Copy out every line of the entries below word for word, leaving out the pictures.

(Dataset entries)
-=-=-=-=-

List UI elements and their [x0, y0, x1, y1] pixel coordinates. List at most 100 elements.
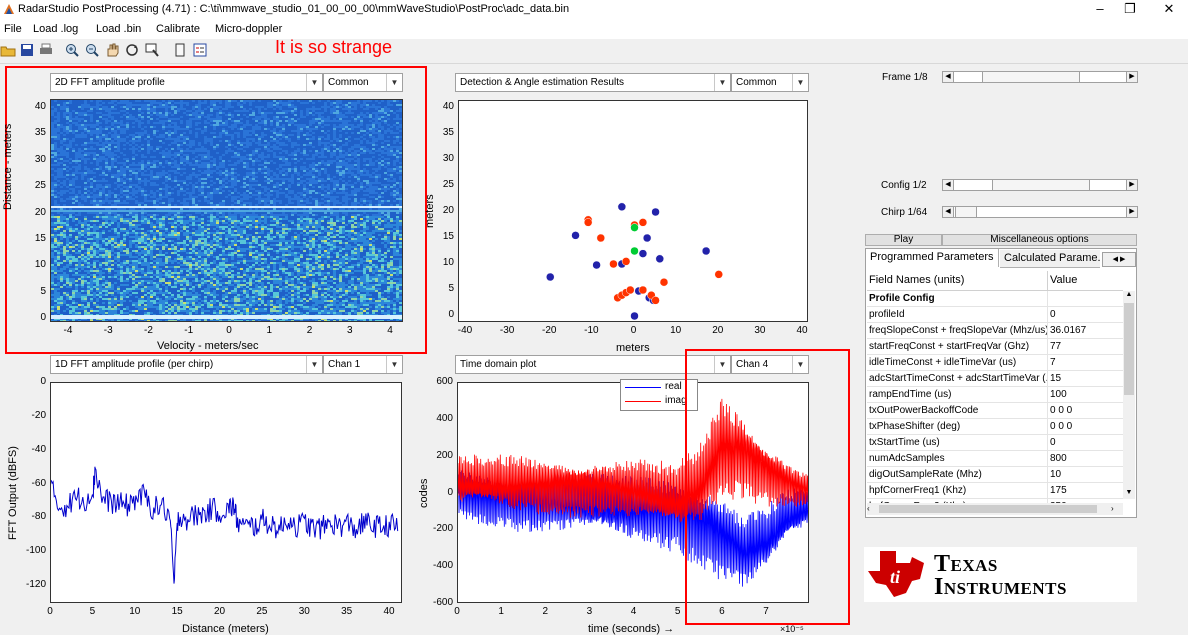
x-tick-label: 1	[498, 606, 504, 617]
table-cell-value[interactable]: 0	[1050, 309, 1056, 320]
slider-left-arrow-icon[interactable]: ◀	[943, 207, 954, 217]
table-cell-value[interactable]: 800	[1050, 453, 1067, 464]
table-row[interactable]: txOutPowerBackoffCode 0 0 0	[867, 403, 1123, 419]
chevron-down-icon: ▼	[386, 356, 402, 373]
menu-micro-doppler[interactable]: Micro-doppler	[215, 23, 283, 35]
y-tick-label: -80	[31, 511, 46, 523]
table-vscroll-thumb[interactable]	[1124, 303, 1134, 395]
scroll-right-icon[interactable]: ›	[1111, 504, 1114, 513]
config-slider-thumb[interactable]	[992, 180, 1090, 190]
tab-scroll-arrows-icon[interactable]: ◀ ▶	[1102, 252, 1136, 267]
zoom-in-icon[interactable]	[64, 42, 80, 58]
chirp-slider-thumb[interactable]	[955, 207, 978, 217]
y-tick-label: 20	[442, 205, 454, 216]
table-cell-value[interactable]: 15	[1050, 373, 1062, 384]
data-cursor-icon[interactable]	[144, 42, 160, 58]
heatmap-plot[interactable]	[50, 99, 403, 322]
table-cell-value[interactable]: 175	[1050, 485, 1067, 496]
scatter-plot[interactable]	[458, 100, 808, 322]
menu-load-log[interactable]: Load .log	[33, 23, 79, 35]
tab-programmed-parameters[interactable]: Programmed Parameters	[866, 249, 999, 267]
save-icon[interactable]	[19, 42, 35, 58]
table-cell-value[interactable]: 100	[1050, 389, 1067, 400]
panel2-xlabel: meters	[616, 342, 650, 354]
frame-slider[interactable]: ◀ ▶	[942, 71, 1138, 83]
table-row[interactable]: startFreqConst + startFreqVar (Ghz) 77	[867, 339, 1123, 355]
colorbar-icon[interactable]	[172, 42, 188, 58]
misc-options-button[interactable]: Miscellaneous options	[942, 234, 1137, 246]
table-row[interactable]: Profile Config	[867, 291, 1123, 307]
print-icon[interactable]	[38, 42, 54, 58]
table-row[interactable]: hpfCornerFreq1 (Khz) 175	[867, 483, 1123, 499]
menu-calibrate[interactable]: Calibrate	[156, 23, 201, 35]
slider-right-arrow-icon[interactable]: ▶	[1126, 72, 1137, 82]
panel2-channel-select[interactable]: Common ▼	[731, 73, 809, 92]
table-cell-value[interactable]: 77	[1050, 341, 1062, 352]
table-cell-field: digOutSampleRate (Mhz)	[869, 469, 982, 480]
table-row[interactable]: idleTimeConst + idleTimeVar (us) 7	[867, 355, 1123, 371]
table-row[interactable]: adcStartTimeConst + adcStartTimeVar (...…	[867, 371, 1123, 387]
table-cell-value[interactable]: 7	[1050, 357, 1056, 368]
detection-point-red	[651, 296, 660, 305]
close-button[interactable]: ✕	[1163, 1, 1175, 16]
scroll-down-icon[interactable]: ▼	[1125, 489, 1133, 496]
y-tick-label: -400	[432, 560, 453, 572]
panel4-plot-select[interactable]: Time domain plot ▼	[455, 355, 731, 374]
zoom-out-icon[interactable]	[84, 42, 100, 58]
scroll-up-icon[interactable]: ▲	[1125, 291, 1133, 298]
table-hscrollbar[interactable]: ‹ ›	[867, 503, 1123, 515]
chirp-label: Chirp 1/64	[881, 207, 928, 218]
x-tick-label: 3	[346, 325, 353, 336]
panel4-channel-select[interactable]: Chan 4 ▼	[731, 355, 809, 374]
chirp-slider[interactable]: ◀ ▶	[942, 206, 1138, 218]
table-row[interactable]: txStartTime (us) 0	[867, 435, 1123, 451]
table-row[interactable]: profileId 0	[867, 307, 1123, 323]
x-tick-label: 5	[89, 606, 96, 617]
panel3-plot-select[interactable]: 1D FFT amplitude profile (per chirp) ▼	[50, 355, 323, 374]
table-cell-field: adcStartTimeConst + adcStartTimeVar (...	[869, 373, 1047, 384]
legend-icon[interactable]	[192, 42, 208, 58]
rotate-3d-icon[interactable]	[124, 42, 140, 58]
panel1-plot-select[interactable]: 2D FFT amplitude profile ▼	[50, 73, 323, 92]
table-row[interactable]: rampEndTime (us) 100	[867, 387, 1123, 403]
panel1-channel-select[interactable]: Common ▼	[323, 73, 403, 92]
slider-left-arrow-icon[interactable]: ◀	[943, 180, 954, 190]
table-row[interactable]: txPhaseShifter (deg) 0 0 0	[867, 419, 1123, 435]
y-tick-label: 40	[442, 101, 454, 112]
chevron-down-icon: ▼	[792, 74, 808, 91]
table-row[interactable]: digOutSampleRate (Mhz) 10	[867, 467, 1123, 483]
slider-left-arrow-icon[interactable]: ◀	[943, 72, 954, 82]
y-tick-label: 400	[436, 412, 453, 424]
app-icon	[3, 3, 15, 15]
minimize-button[interactable]: –	[1096, 1, 1104, 16]
table-cell-value[interactable]: 0	[1050, 437, 1056, 448]
table-cell-value[interactable]: 36.0167	[1050, 325, 1087, 336]
table-row[interactable]: freqSlopeConst + freqSlopeVar (Mhz/us) 36…	[867, 323, 1123, 339]
menu-load-bin[interactable]: Load .bin	[96, 23, 142, 35]
x-tick-label: 35	[341, 606, 353, 617]
table-cell-field: idleTimeConst + idleTimeVar (us)	[869, 357, 1017, 368]
table-hscroll-thumb[interactable]	[879, 505, 1097, 513]
slider-right-arrow-icon[interactable]: ▶	[1126, 207, 1137, 217]
table-row[interactable]: numAdcSamples 800	[867, 451, 1123, 467]
panel3-channel-select[interactable]: Chan 1 ▼	[323, 355, 403, 374]
scroll-left-icon[interactable]: ‹	[867, 504, 870, 513]
slider-right-arrow-icon[interactable]: ▶	[1126, 180, 1137, 190]
frame-slider-thumb[interactable]	[982, 72, 1081, 82]
open-folder-icon[interactable]	[0, 42, 16, 58]
detection-point-red	[659, 277, 669, 287]
table-vscrollbar[interactable]: ▲ ▼	[1123, 291, 1135, 499]
table-cell-value[interactable]: 0 0 0	[1050, 405, 1073, 416]
x-tick-label: 25	[256, 606, 268, 617]
table-cell-value[interactable]: 10	[1050, 469, 1062, 480]
fft1d-plot[interactable]	[50, 382, 402, 603]
menu-file[interactable]: File	[4, 23, 22, 35]
time-domain-plot[interactable]	[457, 382, 809, 603]
play-button[interactable]: Play	[865, 234, 942, 246]
pan-hand-icon[interactable]	[104, 42, 120, 58]
config-slider[interactable]: ◀ ▶	[942, 179, 1138, 191]
maximize-button[interactable]: ❐	[1124, 1, 1136, 16]
tab-calculated-parameters[interactable]: Calculated Parame...	[1000, 250, 1100, 268]
panel2-plot-select[interactable]: Detection & Angle estimation Results ▼	[455, 73, 731, 92]
table-cell-value[interactable]: 0 0 0	[1050, 421, 1073, 432]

-=-=-=-=-

● Answer to this problem:
List UI elements and their [x0, y0, x1, y1] pixel coordinates. List at most 100 elements.
x-tick-label: 1	[498, 606, 504, 617]
table-cell-value[interactable]: 0	[1050, 309, 1056, 320]
slider-left-arrow-icon[interactable]: ◀	[943, 207, 954, 217]
table-cell-value[interactable]: 800	[1050, 453, 1067, 464]
table-row[interactable]: txOutPowerBackoffCode 0 0 0	[867, 403, 1123, 419]
chevron-down-icon: ▼	[386, 356, 402, 373]
menu-micro-doppler[interactable]: Micro-doppler	[215, 23, 283, 35]
y-tick-label: -80	[31, 511, 46, 523]
table-vscroll-thumb[interactable]	[1124, 303, 1134, 395]
scroll-right-icon[interactable]: ›	[1111, 504, 1114, 513]
config-slider-thumb[interactable]	[992, 180, 1090, 190]
tab-scroll-arrows-icon[interactable]: ◀ ▶	[1102, 252, 1136, 267]
zoom-in-icon[interactable]	[64, 42, 80, 58]
chirp-slider-thumb[interactable]	[955, 207, 978, 217]
y-tick-label: 20	[442, 205, 454, 216]
table-cell-value[interactable]: 15	[1050, 373, 1062, 384]
data-cursor-icon[interactable]	[144, 42, 160, 58]
heatmap-plot[interactable]	[50, 99, 403, 322]
table-cell-value[interactable]: 175	[1050, 485, 1067, 496]
scatter-plot[interactable]	[458, 100, 808, 322]
menu-load-log[interactable]: Load .log	[33, 23, 79, 35]
tab-programmed-parameters[interactable]: Programmed Parameters	[866, 249, 999, 267]
save-icon[interactable]	[19, 42, 35, 58]
table-cell-value[interactable]: 100	[1050, 389, 1067, 400]
panel2-xlabel: meters	[616, 342, 650, 354]
frame-slider[interactable]: ◀ ▶	[942, 71, 1138, 83]
table-row[interactable]: startFreqConst + startFreqVar (Ghz) 77	[867, 339, 1123, 355]
colorbar-icon[interactable]	[172, 42, 188, 58]
misc-options-button[interactable]: Miscellaneous options	[942, 234, 1137, 246]
table-row[interactable]: Profile Config	[867, 291, 1123, 307]
print-icon[interactable]	[38, 42, 54, 58]
table-row[interactable]: hpfCornerFreq1 (Khz) 175	[867, 483, 1123, 499]
menu-calibrate[interactable]: Calibrate	[156, 23, 201, 35]
slider-right-arrow-icon[interactable]: ▶	[1126, 72, 1137, 82]
panel2-channel-select[interactable]: Common ▼	[731, 73, 809, 92]
table-cell-value[interactable]: 77	[1050, 341, 1062, 352]
table-cell-field: digOutSampleRate (Mhz)	[869, 469, 982, 480]
table-row[interactable]: idleTimeConst + idleTimeVar (us) 7	[867, 355, 1123, 371]
table-row[interactable]: adcStartTimeConst + adcStartTimeVar (...…	[867, 371, 1123, 387]
table-cell-value[interactable]: 7	[1050, 357, 1056, 368]
detection-point-red	[651, 296, 660, 305]
close-button[interactable]: ✕	[1163, 1, 1175, 16]
scroll-down-icon[interactable]: ▼	[1125, 489, 1133, 496]
y-tick-label: -400	[432, 560, 453, 572]
panel4-plot-select[interactable]: Time domain plot ▼	[455, 355, 731, 374]
zoom-out-icon[interactable]	[84, 42, 100, 58]
scroll-up-icon[interactable]: ▲	[1125, 291, 1133, 298]
table-hscrollbar[interactable]: ‹ ›	[867, 503, 1123, 515]
chirp-label: Chirp 1/64	[881, 207, 928, 218]
x-tick-label: 3	[346, 325, 353, 336]
panel4-channel-select[interactable]: Chan 4 ▼	[731, 355, 809, 374]
chirp-slider[interactable]: ◀ ▶	[942, 206, 1138, 218]
table-row[interactable]: txStartTime (us) 0	[867, 435, 1123, 451]
table-row[interactable]: profileId 0	[867, 307, 1123, 323]
x-tick-label: 5	[89, 606, 96, 617]
panel3-plot-select[interactable]: 1D FFT amplitude profile (per chirp) ▼	[50, 355, 323, 374]
table-cell-field: adcStartTimeConst + adcStartTimeVar (...	[869, 373, 1047, 384]
legend-icon[interactable]	[192, 42, 208, 58]
rotate-3d-icon[interactable]	[124, 42, 140, 58]
panel1-plot-select[interactable]: 2D FFT amplitude profile ▼	[50, 73, 323, 92]
table-row[interactable]: rampEndTime (us) 100	[867, 387, 1123, 403]
panel1-channel-select[interactable]: Common ▼	[323, 73, 403, 92]
slider-left-arrow-icon[interactable]: ◀	[943, 180, 954, 190]
table-row[interactable]: txPhaseShifter (deg) 0 0 0	[867, 419, 1123, 435]
y-tick-label: 40	[442, 101, 454, 112]
chevron-down-icon: ▼	[792, 74, 808, 91]
table-row[interactable]: digOutSampleRate (Mhz) 10	[867, 467, 1123, 483]
slider-left-arrow-icon[interactable]: ◀	[943, 72, 954, 82]
y-tick-label: 400	[436, 412, 453, 424]
app-icon	[3, 3, 15, 15]
minimize-button[interactable]: –	[1096, 1, 1104, 16]
table-cell-value[interactable]: 0	[1050, 437, 1056, 448]
table-cell-value[interactable]: 36.0167	[1050, 325, 1087, 336]
table-row[interactable]: freqSlopeConst + freqSlopeVar (Mhz/us) 36…	[867, 323, 1123, 339]
menu-load-bin[interactable]: Load .bin	[96, 23, 142, 35]
x-tick-label: 35	[341, 606, 353, 617]
table-cell-field: idleTimeConst + idleTimeVar (us)	[869, 357, 1017, 368]
table-hscroll-thumb[interactable]	[879, 505, 1097, 513]
slider-right-arrow-icon[interactable]: ▶	[1126, 207, 1137, 217]
table-row[interactable]: numAdcSamples 800	[867, 451, 1123, 467]
panel3-channel-select[interactable]: Chan 1 ▼	[323, 355, 403, 374]
scroll-left-icon[interactable]: ‹	[867, 504, 870, 513]
slider-right-arrow-icon[interactable]: ▶	[1126, 180, 1137, 190]
frame-slider-thumb[interactable]	[982, 72, 1081, 82]
open-folder-icon[interactable]	[0, 42, 16, 58]
detection-point-red	[659, 277, 669, 287]
table-vscrollbar[interactable]: ▲ ▼	[1123, 291, 1135, 499]
table-cell-value[interactable]: 0 0 0	[1050, 405, 1073, 416]
x-tick-label: 25	[256, 606, 268, 617]
table-cell-value[interactable]: 10	[1050, 469, 1062, 480]
fft1d-plot[interactable]	[50, 382, 402, 603]
menu-file[interactable]: File	[4, 23, 22, 35]
time-domain-plot[interactable]	[457, 382, 809, 603]
play-button[interactable]: Play	[865, 234, 942, 246]
pan-hand-icon[interactable]	[104, 42, 120, 58]
config-slider[interactable]: ◀ ▶	[942, 179, 1138, 191]
maximize-button[interactable]: ❐	[1124, 1, 1136, 16]
tab-calculated-parameters[interactable]: Calculated Parame...	[1000, 250, 1100, 268]
panel2-plot-select[interactable]: Detection & Angle estimation Results ▼	[455, 73, 731, 92]
table-cell-value[interactable]: 0 0 0	[1050, 421, 1073, 432]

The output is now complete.